> The task: In the records below, locate the line containing "Convert this screenshot", then extract it and all following lines exactly, ending with the last line.

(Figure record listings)
_ _ _ _ _ _ _

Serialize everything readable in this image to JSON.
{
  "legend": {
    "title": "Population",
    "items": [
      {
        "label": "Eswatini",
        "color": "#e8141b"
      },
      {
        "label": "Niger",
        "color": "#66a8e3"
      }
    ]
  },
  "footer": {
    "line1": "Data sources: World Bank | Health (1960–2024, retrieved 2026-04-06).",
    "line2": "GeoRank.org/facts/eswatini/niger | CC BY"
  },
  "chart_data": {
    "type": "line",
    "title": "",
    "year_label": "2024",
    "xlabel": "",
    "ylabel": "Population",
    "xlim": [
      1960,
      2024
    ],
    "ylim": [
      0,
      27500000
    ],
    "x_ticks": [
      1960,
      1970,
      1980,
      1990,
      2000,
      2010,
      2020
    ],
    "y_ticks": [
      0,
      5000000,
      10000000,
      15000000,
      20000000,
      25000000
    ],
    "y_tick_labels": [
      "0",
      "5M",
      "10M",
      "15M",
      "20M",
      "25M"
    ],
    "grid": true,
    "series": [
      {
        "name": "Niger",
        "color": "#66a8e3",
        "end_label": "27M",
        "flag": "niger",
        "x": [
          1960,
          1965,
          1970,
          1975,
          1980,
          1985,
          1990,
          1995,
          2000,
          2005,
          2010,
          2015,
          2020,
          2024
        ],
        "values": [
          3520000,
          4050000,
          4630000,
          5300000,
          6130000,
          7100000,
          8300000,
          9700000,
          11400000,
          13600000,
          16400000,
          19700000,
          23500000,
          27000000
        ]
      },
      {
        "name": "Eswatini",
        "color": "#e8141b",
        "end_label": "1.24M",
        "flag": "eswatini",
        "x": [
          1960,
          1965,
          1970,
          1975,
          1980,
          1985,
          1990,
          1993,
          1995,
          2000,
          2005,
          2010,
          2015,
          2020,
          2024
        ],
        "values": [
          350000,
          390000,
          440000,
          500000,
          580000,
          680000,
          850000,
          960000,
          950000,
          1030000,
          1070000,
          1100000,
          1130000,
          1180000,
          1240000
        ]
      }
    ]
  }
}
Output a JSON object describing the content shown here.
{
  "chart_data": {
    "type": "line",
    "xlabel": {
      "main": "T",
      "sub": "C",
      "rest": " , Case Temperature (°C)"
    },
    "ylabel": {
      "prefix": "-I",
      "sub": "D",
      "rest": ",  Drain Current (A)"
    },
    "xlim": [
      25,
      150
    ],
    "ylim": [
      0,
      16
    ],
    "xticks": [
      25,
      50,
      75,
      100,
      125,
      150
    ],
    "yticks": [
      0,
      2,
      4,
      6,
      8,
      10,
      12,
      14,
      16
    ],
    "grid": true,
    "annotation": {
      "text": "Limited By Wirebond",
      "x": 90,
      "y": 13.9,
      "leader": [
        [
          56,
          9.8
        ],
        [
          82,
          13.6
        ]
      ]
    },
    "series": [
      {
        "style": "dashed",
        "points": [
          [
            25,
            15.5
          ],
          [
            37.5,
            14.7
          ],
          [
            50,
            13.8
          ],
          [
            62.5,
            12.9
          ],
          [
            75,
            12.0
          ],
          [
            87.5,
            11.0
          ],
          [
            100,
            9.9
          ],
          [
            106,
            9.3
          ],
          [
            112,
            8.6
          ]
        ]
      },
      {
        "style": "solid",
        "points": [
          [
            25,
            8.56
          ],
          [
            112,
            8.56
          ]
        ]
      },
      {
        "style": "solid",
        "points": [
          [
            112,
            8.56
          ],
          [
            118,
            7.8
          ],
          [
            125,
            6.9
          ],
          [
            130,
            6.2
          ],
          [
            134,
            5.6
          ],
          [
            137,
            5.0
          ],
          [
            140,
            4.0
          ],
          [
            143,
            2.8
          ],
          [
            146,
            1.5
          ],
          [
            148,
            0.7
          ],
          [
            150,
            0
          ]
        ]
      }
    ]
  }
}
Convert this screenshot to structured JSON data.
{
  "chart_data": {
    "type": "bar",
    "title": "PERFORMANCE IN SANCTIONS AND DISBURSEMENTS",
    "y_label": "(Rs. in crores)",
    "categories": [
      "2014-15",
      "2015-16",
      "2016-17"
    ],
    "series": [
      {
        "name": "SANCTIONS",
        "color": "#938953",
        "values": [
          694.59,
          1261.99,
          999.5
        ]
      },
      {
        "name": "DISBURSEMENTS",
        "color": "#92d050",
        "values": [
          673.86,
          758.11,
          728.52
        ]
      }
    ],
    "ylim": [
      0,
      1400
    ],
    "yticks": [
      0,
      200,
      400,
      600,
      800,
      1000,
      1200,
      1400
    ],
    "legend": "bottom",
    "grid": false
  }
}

_ _ _ _ _ _ _

> Result of the task:
Convert this screenshot to structured JSON data.
{
  "chart_data": {
    "type": "bar",
    "title": "PERFORMANCE IN SANCTIONS AND DISBURSEMENTS",
    "y_label": "(Rs. in crores)",
    "categories": [
      "2014-15",
      "2015-16",
      "2016-17"
    ],
    "series": [
      {
        "name": "SANCTIONS",
        "color": "#938953",
        "values": [
          694.59,
          1261.99,
          999.5
        ]
      },
      {
        "name": "DISBURSEMENTS",
        "color": "#92d050",
        "values": [
          673.86,
          758.11,
          728.52
        ]
      }
    ],
    "ylim": [
      0,
      1400
    ],
    "yticks": [
      0,
      200,
      400,
      600,
      800,
      1000,
      1200,
      1400
    ],
    "legend": "bottom",
    "grid": false
  }
}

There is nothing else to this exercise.